[Records from a collection of figures]
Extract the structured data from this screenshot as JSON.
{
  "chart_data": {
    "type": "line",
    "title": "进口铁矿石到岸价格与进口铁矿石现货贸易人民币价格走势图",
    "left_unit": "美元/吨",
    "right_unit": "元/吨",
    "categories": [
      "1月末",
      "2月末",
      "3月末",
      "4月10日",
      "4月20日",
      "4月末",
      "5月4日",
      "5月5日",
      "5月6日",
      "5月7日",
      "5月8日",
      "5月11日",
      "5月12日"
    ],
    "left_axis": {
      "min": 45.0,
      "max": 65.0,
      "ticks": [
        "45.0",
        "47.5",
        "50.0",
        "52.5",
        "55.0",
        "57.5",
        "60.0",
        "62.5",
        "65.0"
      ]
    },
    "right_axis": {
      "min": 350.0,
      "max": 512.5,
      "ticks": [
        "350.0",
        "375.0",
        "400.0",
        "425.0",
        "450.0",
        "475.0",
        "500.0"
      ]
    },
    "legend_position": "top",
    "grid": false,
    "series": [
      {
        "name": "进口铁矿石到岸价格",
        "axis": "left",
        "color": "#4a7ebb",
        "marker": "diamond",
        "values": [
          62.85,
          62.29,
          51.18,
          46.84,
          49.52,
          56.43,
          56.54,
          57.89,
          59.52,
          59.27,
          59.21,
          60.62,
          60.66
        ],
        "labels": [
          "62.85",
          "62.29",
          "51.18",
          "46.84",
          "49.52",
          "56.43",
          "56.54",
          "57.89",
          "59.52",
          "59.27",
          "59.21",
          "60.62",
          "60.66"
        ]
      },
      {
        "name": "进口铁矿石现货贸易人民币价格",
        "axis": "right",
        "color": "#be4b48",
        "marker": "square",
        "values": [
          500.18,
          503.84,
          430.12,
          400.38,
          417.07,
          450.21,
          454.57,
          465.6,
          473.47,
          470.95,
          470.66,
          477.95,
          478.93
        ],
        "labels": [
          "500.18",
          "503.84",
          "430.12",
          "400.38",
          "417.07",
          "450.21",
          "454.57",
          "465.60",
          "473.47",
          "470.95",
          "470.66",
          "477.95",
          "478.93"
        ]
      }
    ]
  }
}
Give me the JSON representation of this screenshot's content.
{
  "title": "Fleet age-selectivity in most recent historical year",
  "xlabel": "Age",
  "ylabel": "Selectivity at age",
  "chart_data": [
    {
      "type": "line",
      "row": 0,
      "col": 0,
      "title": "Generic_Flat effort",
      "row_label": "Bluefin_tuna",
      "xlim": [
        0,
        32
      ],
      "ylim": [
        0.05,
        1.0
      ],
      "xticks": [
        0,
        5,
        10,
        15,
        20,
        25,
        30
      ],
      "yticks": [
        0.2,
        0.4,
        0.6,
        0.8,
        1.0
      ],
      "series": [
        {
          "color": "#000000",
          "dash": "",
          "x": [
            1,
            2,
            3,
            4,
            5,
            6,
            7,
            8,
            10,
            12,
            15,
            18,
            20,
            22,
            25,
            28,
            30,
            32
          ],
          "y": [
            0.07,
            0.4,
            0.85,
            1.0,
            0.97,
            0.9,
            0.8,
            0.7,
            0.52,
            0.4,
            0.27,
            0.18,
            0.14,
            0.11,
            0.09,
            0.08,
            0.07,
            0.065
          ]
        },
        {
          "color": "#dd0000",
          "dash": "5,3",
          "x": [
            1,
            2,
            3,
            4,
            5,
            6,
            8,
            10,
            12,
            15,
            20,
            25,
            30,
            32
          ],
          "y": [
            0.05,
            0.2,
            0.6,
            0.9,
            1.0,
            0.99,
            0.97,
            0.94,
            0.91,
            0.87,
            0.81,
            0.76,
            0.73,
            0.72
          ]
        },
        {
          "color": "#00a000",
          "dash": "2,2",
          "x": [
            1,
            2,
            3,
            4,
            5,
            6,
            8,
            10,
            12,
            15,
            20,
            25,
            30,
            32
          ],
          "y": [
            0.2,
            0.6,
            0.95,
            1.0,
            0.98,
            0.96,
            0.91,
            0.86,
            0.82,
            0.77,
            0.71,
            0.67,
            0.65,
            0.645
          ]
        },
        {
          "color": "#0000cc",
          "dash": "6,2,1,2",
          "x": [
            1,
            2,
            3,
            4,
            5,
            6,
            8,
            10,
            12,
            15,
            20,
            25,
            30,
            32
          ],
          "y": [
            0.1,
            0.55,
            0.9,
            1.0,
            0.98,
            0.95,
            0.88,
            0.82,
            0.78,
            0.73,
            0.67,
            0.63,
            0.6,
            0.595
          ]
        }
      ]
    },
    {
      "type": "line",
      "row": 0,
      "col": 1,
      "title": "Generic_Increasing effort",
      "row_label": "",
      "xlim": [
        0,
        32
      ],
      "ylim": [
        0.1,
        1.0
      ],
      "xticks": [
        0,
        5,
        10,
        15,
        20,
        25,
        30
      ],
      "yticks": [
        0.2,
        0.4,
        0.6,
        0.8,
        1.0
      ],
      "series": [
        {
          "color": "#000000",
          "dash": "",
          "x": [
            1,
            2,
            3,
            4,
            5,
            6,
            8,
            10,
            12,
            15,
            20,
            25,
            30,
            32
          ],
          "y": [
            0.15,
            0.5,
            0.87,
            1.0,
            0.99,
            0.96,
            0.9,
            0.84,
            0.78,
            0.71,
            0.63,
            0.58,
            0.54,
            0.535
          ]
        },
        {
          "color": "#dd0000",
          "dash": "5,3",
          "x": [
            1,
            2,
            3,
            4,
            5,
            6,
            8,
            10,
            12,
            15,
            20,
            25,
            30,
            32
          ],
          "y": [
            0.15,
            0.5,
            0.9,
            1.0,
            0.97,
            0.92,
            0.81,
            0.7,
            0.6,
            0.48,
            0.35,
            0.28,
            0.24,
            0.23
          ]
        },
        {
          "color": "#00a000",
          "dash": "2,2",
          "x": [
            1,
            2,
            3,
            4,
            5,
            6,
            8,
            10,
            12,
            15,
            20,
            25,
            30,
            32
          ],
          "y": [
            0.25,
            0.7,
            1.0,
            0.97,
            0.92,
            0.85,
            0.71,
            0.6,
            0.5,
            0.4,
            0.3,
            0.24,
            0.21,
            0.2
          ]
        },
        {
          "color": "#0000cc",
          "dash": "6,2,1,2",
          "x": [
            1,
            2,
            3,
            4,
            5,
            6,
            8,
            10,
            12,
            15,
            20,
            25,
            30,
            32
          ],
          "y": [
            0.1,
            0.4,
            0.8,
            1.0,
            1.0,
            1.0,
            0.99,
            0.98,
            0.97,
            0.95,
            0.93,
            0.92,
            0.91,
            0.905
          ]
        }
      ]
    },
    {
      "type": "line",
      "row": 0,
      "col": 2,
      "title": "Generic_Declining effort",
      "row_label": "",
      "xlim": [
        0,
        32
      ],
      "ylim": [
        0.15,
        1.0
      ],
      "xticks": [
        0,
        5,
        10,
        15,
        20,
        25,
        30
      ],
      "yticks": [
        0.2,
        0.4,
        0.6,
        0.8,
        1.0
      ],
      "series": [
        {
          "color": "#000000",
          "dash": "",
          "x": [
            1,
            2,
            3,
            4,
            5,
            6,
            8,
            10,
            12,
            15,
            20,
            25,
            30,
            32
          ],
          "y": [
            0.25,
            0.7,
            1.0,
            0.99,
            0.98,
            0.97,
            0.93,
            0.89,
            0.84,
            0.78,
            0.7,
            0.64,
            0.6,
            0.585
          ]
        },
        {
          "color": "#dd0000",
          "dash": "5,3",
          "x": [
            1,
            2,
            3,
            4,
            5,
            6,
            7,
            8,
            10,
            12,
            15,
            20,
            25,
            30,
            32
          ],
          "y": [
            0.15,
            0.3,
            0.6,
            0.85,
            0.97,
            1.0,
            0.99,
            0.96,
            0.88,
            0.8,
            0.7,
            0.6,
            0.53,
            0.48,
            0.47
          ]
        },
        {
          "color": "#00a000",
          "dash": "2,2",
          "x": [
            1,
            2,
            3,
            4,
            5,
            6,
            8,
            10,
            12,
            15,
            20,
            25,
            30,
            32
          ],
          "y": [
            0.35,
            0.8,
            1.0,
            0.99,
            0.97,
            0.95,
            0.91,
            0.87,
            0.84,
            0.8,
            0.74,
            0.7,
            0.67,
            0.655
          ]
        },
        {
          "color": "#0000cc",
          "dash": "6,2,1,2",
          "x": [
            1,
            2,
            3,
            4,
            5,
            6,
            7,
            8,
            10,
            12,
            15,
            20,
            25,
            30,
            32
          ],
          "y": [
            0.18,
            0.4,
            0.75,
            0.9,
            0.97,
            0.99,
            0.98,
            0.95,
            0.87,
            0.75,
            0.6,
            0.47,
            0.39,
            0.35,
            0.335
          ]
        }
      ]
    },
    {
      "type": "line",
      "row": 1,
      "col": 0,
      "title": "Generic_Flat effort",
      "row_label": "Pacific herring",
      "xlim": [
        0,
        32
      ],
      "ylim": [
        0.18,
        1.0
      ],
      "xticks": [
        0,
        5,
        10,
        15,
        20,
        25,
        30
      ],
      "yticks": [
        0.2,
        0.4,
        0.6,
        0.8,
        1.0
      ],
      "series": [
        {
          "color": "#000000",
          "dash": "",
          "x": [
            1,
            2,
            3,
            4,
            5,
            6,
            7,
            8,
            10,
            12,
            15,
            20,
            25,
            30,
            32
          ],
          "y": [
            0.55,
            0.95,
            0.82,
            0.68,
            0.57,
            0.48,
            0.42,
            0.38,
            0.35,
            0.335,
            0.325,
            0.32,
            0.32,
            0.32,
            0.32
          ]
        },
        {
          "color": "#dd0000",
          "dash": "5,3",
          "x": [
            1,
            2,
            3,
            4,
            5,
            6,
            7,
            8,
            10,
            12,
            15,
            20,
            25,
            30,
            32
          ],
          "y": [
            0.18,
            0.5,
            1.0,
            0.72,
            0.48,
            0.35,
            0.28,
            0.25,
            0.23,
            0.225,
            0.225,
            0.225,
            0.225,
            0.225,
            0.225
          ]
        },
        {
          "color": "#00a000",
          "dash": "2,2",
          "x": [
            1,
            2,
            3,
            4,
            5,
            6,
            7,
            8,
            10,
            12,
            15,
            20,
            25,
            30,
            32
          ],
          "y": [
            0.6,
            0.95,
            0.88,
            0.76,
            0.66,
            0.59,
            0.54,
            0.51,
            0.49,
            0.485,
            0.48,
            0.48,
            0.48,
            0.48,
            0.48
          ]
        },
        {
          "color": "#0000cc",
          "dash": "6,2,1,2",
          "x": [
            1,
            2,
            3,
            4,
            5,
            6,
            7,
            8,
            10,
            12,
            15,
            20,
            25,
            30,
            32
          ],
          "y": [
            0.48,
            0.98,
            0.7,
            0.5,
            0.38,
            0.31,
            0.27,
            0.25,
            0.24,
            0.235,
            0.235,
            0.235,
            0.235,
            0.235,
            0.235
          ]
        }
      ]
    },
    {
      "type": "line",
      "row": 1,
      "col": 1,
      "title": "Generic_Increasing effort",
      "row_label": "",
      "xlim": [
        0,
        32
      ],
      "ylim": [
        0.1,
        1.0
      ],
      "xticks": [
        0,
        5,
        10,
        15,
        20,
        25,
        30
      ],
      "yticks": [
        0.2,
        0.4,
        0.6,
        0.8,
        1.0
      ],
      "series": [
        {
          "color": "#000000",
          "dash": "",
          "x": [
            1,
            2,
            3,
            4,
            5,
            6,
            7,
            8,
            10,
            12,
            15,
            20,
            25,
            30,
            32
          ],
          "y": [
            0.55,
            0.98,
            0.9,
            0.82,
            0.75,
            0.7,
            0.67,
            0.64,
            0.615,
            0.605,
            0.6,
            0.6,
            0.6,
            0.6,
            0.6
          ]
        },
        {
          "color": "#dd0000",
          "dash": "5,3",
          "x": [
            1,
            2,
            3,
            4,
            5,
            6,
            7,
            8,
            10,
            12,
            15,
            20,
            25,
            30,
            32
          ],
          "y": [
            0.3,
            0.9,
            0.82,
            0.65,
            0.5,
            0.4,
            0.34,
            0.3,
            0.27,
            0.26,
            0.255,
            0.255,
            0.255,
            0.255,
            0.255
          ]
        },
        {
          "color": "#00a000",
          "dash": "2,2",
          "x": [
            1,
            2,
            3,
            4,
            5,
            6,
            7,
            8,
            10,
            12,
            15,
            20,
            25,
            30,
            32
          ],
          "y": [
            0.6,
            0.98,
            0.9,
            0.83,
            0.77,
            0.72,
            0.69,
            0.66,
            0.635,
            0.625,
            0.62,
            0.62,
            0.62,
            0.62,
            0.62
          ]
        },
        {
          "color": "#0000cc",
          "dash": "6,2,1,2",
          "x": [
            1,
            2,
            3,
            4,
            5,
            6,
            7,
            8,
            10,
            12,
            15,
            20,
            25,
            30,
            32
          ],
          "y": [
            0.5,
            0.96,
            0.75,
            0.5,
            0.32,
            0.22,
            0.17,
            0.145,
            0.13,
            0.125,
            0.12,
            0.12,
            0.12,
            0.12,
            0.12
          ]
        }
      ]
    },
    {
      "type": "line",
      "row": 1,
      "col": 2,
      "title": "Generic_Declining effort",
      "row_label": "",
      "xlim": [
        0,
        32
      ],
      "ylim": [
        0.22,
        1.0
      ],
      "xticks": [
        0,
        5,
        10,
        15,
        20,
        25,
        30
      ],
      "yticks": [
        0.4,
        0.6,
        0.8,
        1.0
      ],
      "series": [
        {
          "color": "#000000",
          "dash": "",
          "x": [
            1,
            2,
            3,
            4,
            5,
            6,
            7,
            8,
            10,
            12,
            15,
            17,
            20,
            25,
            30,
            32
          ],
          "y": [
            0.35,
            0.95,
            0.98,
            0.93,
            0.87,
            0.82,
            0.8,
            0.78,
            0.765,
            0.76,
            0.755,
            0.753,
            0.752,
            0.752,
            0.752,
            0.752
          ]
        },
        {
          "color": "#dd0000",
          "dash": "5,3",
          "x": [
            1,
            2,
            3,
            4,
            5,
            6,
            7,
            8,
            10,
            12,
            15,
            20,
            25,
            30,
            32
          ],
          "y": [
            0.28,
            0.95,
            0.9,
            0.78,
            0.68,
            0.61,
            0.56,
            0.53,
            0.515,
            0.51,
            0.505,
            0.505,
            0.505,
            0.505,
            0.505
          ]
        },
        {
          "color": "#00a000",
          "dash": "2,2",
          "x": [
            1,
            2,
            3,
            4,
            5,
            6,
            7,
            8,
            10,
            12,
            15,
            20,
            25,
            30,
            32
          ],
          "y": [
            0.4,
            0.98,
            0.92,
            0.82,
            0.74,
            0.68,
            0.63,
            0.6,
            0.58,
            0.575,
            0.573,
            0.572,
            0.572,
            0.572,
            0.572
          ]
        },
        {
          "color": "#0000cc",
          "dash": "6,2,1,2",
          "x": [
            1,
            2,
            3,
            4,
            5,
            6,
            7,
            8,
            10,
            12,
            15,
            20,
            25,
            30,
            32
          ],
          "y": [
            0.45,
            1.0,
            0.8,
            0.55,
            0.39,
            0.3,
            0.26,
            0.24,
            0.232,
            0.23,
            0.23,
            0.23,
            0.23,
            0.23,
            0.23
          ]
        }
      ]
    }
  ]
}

> GIVEN REQUEST:
Consider the entries above and return each line with the string "name".

> WRITTEN ANSWER:
        "name": "进口铁矿石到岸价格",
        "name": "进口铁矿石现货贸易人民币价格",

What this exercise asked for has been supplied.